[Annotated region listings]
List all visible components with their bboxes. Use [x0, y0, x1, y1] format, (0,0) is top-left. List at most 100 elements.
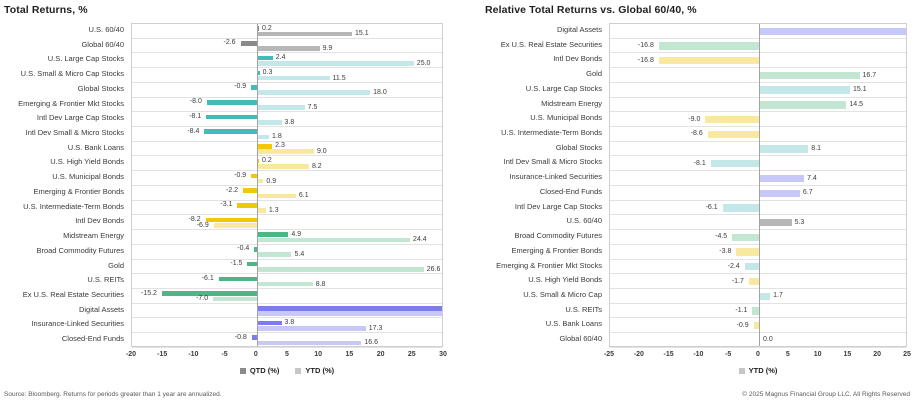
axis-tick: -25 [603, 351, 615, 358]
axis-tick: 10 [813, 351, 822, 358]
category-label: Digital Assets [556, 25, 602, 34]
ytd-bar [257, 267, 424, 272]
chart-row: -3.8 [610, 245, 906, 260]
qtd-bar [251, 335, 257, 341]
category-label: U.S. REITs [565, 304, 602, 314]
qtd-bar [240, 41, 257, 46]
zero-axis-line [759, 24, 760, 346]
value-label: 0.0 [763, 336, 773, 344]
value-label: -16.8 [637, 56, 654, 64]
qtd-bar [161, 291, 257, 296]
chart-row: -8.6 [610, 127, 906, 142]
category-label: U.S. Small & Micro Cap [523, 289, 602, 299]
value-label: 11.5 [332, 74, 346, 82]
chart-row: 3.8 17.3 [132, 318, 442, 334]
value-label: 6.1 [298, 192, 309, 200]
category-labels: Digital Assets Ex U.S. Real Estate Securi… [456, 23, 606, 347]
value-bar [752, 307, 759, 315]
value-label: -6.9 [196, 221, 209, 229]
value-bar [759, 27, 906, 35]
ytd-bar [257, 149, 314, 154]
value-label: -3.1 [220, 201, 233, 209]
chart-row: 0.2 15.1 [132, 24, 442, 39]
value-bar [760, 86, 850, 94]
category-label: Global Stocks [77, 83, 124, 93]
category-label: Insurance-Linked Securities [509, 172, 602, 182]
category-label: Insurance-Linked Securities [31, 319, 124, 329]
value-label: -1.5 [230, 260, 243, 268]
qtd-bar [257, 26, 260, 31]
category-label: U.S. Municipal Bonds [52, 172, 124, 182]
value-label: -6.1 [201, 274, 214, 282]
value-label: -2.6 [223, 39, 236, 47]
chart-row: -0.9 [610, 318, 906, 334]
ytd-bar [257, 75, 330, 81]
axis-tick: -10 [693, 351, 704, 358]
chart-row: -8.2 -6.9 [132, 215, 442, 231]
value-bar [732, 233, 759, 242]
legend-label: YTD (%) [748, 366, 778, 375]
ytd-bar [257, 252, 292, 257]
value-label: 4.9 [291, 230, 302, 238]
value-label: 3.8 [284, 118, 295, 126]
axis-tick: 15 [345, 351, 354, 358]
chart-row: -2.6 9.9 [132, 39, 442, 54]
value-bar [760, 292, 771, 300]
value-label: -1.7 [731, 277, 744, 285]
chart-row: -1.5 26.6 [132, 260, 442, 275]
axis-tick: 15 [843, 351, 852, 358]
ytd-bar [257, 164, 309, 169]
category-label: U.S. 60/40 [88, 25, 124, 34]
chart-row: -8.1 [610, 156, 906, 172]
value-label: -0.9 [736, 321, 749, 329]
legend: QTD (%) YTD (%) [131, 366, 443, 375]
value-label: 16.6 [364, 339, 378, 347]
plot-area: 0.2 15.1 -2.6 9.9 2.4 25.0 0.3 11.5 -0.9 18.0 -8.0… [131, 23, 443, 348]
category-label: Global 60/40 [559, 334, 602, 344]
axis-tick: -15 [157, 351, 168, 358]
value-label: 0.9 [266, 177, 277, 185]
value-bar [658, 42, 759, 50]
category-label: Emerging & Frontier Bonds [33, 186, 124, 196]
category-label: U.S. High Yield Bonds [528, 275, 602, 285]
value-label: -0.8 [234, 333, 247, 341]
category-label: Intl Dev Bonds [553, 54, 602, 64]
category-label: Emerging & Frontier Bonds [511, 245, 602, 255]
qtd-bar [254, 247, 257, 252]
chart-row: 5.3 [610, 215, 906, 231]
chart-row: 2.3 9.0 [132, 142, 442, 157]
value-bar [707, 130, 759, 139]
axis-tick: 0 [253, 351, 258, 358]
qtd-bar [257, 70, 260, 76]
value-label: 16.7 [862, 71, 877, 79]
ytd-bar [257, 237, 411, 243]
qtd-bar [243, 188, 257, 193]
value-label: 25.0 [416, 59, 431, 67]
axis-tick: 25 [903, 351, 911, 358]
value-label: 26.6 [426, 265, 441, 273]
chart-row: -1.1 [610, 304, 906, 319]
ytd-bar [256, 311, 442, 316]
axis-tick: -10 [188, 351, 199, 358]
qtd-bar [257, 158, 260, 164]
chart-row: 0.0 [610, 333, 906, 348]
category-label: U.S. Small & Micro Cap Stocks [20, 69, 124, 79]
chart-row: 7.4 [610, 171, 906, 186]
legend-item-ytd: YTD (%) [738, 366, 778, 375]
value-bar [760, 218, 792, 227]
chart-row: -0.9 0.9 [132, 171, 442, 186]
value-label: 9.9 [322, 45, 333, 53]
ytd-bar [257, 281, 313, 287]
legend-label: QTD (%) [249, 366, 280, 375]
chart-row: -3.1 1.3 [132, 201, 442, 216]
qtd-bar [237, 203, 257, 208]
axis-tick: 10 [314, 351, 323, 358]
zero-axis-line [256, 24, 258, 346]
qtd-bar [257, 320, 282, 326]
qtd-bar [251, 173, 257, 179]
chart-row: -16.8 [610, 39, 906, 54]
category-label: Gold [108, 260, 124, 270]
category-label: U.S. 60/40 [566, 216, 602, 226]
category-label: Emerging & Frontier Mkt Stocks [18, 98, 124, 108]
chart-row: -8.0 7.5 [132, 98, 442, 113]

■ Exercise aim
Reproduce every line of the records above word for word, omitting the pictures.

■ Result
List all visible components with their bboxes. Use [x0, y0, x1, y1] format, (0,0) is top-left. List at most 100 elements.
axis-tick: -25 [603, 351, 615, 358]
axis-tick: 10 [813, 351, 822, 358]
category-label: Digital Assets [556, 25, 602, 34]
ytd-bar [257, 267, 424, 272]
chart-row: -3.8 [610, 245, 906, 260]
qtd-bar [251, 335, 257, 341]
category-label: U.S. REITs [565, 304, 602, 314]
qtd-bar [240, 41, 257, 46]
zero-axis-line [759, 24, 760, 346]
value-label: 0.0 [763, 336, 773, 344]
value-label: -16.8 [637, 56, 654, 64]
qtd-bar [161, 291, 257, 296]
chart-row: -8.6 [610, 127, 906, 142]
category-label: U.S. Small & Micro Cap [523, 289, 602, 299]
value-label: 11.5 [332, 74, 346, 82]
chart-row: 3.8 17.3 [132, 318, 442, 334]
value-label: 6.1 [298, 192, 309, 200]
category-labels: Digital Assets Ex U.S. Real Estate Securi… [456, 23, 606, 347]
value-bar [752, 307, 759, 315]
value-label: -6.9 [196, 221, 209, 229]
value-bar [759, 27, 906, 35]
ytd-bar [257, 149, 314, 154]
value-label: -3.1 [220, 201, 233, 209]
chart-row: 0.2 15.1 [132, 24, 442, 39]
value-bar [760, 86, 850, 94]
category-label: Global Stocks [77, 83, 124, 93]
category-label: Insurance-Linked Securities [509, 172, 602, 182]
category-label: Insurance-Linked Securities [31, 319, 124, 329]
value-label: -1.5 [230, 260, 243, 268]
qtd-bar [257, 26, 260, 31]
category-label: U.S. Municipal Bonds [52, 172, 124, 182]
value-label: -6.1 [201, 274, 214, 282]
value-label: -2.6 [223, 39, 236, 47]
chart-row: -0.9 [610, 318, 906, 334]
ytd-bar [257, 75, 330, 81]
axis-tick: -10 [693, 351, 704, 358]
chart-row: -8.2 -6.9 [132, 215, 442, 231]
value-bar [732, 233, 759, 242]
legend-label: YTD (%) [748, 366, 778, 375]
ytd-bar [257, 252, 292, 257]
value-label: 4.9 [291, 230, 302, 238]
value-label: 3.8 [284, 118, 295, 126]
axis-tick: 15 [345, 351, 354, 358]
chart-row: -2.6 9.9 [132, 39, 442, 54]
value-bar [760, 292, 771, 300]
value-label: -1.7 [731, 277, 744, 285]
chart-row: -1.5 26.6 [132, 260, 442, 275]
axis-tick: 15 [843, 351, 852, 358]
ytd-bar [257, 164, 309, 169]
category-label: U.S. 60/40 [88, 25, 124, 34]
chart-row: -8.1 [610, 156, 906, 172]
value-label: -0.9 [736, 321, 749, 329]
legend: QTD (%) YTD (%) [131, 366, 443, 375]
value-label: 16.6 [364, 339, 378, 347]
plot-area: 0.2 15.1 -2.6 9.9 2.4 25.0 0.3 11.5 -0.9 18.0 -8.0… [131, 23, 443, 348]
category-label: Global 60/40 [559, 334, 602, 344]
axis-tick: -15 [157, 351, 168, 358]
value-label: 0.9 [266, 177, 277, 185]
value-bar [658, 42, 759, 50]
category-label: Emerging & Frontier Bonds [33, 186, 124, 196]
category-label: U.S. High Yield Bonds [528, 275, 602, 285]
value-label: -0.8 [234, 333, 247, 341]
category-label: Intl Dev Bonds [553, 54, 602, 64]
category-label: Emerging & Frontier Bonds [511, 245, 602, 255]
qtd-bar [254, 247, 257, 252]
chart-row: 5.3 [610, 215, 906, 231]
chart-row: 2.3 9.0 [132, 142, 442, 157]
value-bar [707, 130, 759, 139]
axis-tick: 0 [253, 351, 258, 358]
qtd-bar [257, 70, 260, 76]
value-label: 16.7 [862, 71, 877, 79]
ytd-bar [257, 237, 411, 243]
qtd-bar [243, 188, 257, 193]
value-label: 25.0 [416, 59, 431, 67]
axis-tick: 25 [903, 351, 911, 358]
value-label: 26.6 [426, 265, 441, 273]
chart-row: -1.1 [610, 304, 906, 319]
ytd-bar [256, 311, 442, 316]
axis-tick: -10 [188, 351, 199, 358]
qtd-bar [257, 158, 260, 164]
chart-row: 0.0 [610, 333, 906, 348]
category-label: U.S. Small & Micro Cap Stocks [20, 69, 124, 79]
chart-row: 7.4 [610, 171, 906, 186]
legend-item-ytd: YTD (%) [738, 366, 778, 375]
value-bar [760, 218, 792, 227]
chart-row: -0.9 0.9 [132, 171, 442, 186]
value-label: 9.9 [322, 45, 333, 53]
ytd-bar [257, 281, 313, 287]
legend-label: QTD (%) [249, 366, 280, 375]
chart-row: -3.1 1.3 [132, 201, 442, 216]
qtd-bar [237, 203, 257, 208]
axis-tick: 10 [314, 351, 323, 358]
zero-axis-line [256, 24, 258, 346]
qtd-bar [257, 320, 282, 326]
qtd-bar [251, 173, 257, 179]
chart-row: -16.8 [610, 39, 906, 54]
category-label: Gold [108, 260, 124, 270]
category-label: U.S. 60/40 [566, 216, 602, 226]
category-label: Emerging & Frontier Mkt Stocks [18, 98, 124, 108]
chart-row: -8.0 7.5 [132, 98, 442, 113]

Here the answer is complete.